> REQUIRED WORK: Find the lines holding the word "this" and collect them.

Dataset listings of figures:
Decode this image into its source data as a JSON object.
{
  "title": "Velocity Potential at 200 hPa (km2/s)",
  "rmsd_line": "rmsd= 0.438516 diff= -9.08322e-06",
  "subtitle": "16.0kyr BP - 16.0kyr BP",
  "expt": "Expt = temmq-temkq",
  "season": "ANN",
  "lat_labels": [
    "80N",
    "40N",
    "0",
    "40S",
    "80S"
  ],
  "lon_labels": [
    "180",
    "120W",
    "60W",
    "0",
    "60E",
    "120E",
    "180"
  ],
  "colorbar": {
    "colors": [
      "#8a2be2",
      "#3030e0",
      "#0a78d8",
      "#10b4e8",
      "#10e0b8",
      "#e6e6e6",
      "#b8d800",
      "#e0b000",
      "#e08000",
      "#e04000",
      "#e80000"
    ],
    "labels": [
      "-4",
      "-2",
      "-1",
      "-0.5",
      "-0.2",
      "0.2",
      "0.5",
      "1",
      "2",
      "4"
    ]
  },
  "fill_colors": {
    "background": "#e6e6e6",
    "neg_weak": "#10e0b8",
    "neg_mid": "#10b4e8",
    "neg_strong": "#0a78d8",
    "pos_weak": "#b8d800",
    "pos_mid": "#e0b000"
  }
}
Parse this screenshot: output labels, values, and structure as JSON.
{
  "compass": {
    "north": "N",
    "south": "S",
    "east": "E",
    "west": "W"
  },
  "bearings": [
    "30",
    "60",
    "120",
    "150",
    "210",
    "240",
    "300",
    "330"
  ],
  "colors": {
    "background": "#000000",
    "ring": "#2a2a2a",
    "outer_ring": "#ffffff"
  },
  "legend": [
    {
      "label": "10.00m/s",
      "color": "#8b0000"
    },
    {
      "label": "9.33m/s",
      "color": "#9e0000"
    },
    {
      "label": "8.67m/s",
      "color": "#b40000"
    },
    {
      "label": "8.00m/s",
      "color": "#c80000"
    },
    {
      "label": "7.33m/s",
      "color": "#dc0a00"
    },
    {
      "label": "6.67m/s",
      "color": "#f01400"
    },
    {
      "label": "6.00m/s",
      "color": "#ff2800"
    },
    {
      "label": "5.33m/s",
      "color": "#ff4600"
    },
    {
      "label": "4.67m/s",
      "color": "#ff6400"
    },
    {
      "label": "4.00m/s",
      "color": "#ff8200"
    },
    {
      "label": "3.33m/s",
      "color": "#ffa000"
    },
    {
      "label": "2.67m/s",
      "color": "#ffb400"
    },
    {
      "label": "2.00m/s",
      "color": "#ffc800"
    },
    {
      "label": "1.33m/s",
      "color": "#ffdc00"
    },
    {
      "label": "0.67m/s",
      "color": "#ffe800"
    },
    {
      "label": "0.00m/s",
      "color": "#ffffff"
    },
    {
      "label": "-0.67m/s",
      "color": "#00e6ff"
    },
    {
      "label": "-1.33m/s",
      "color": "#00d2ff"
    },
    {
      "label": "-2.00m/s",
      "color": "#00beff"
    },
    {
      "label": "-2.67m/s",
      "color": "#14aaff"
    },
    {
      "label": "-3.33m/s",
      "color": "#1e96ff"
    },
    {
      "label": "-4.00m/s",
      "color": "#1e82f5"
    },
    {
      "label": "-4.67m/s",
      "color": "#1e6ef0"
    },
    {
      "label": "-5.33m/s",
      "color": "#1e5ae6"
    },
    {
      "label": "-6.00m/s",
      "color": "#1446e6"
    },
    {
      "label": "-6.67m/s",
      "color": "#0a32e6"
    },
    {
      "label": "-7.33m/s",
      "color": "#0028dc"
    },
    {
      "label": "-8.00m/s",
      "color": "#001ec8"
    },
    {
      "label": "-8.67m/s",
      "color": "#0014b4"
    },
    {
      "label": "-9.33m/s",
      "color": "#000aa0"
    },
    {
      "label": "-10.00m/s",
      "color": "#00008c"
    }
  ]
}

> SOLUTION BELOW:
Decode this image into its source data as a JSON object.
Parse this screenshot: output labels, values, and structure as JSON.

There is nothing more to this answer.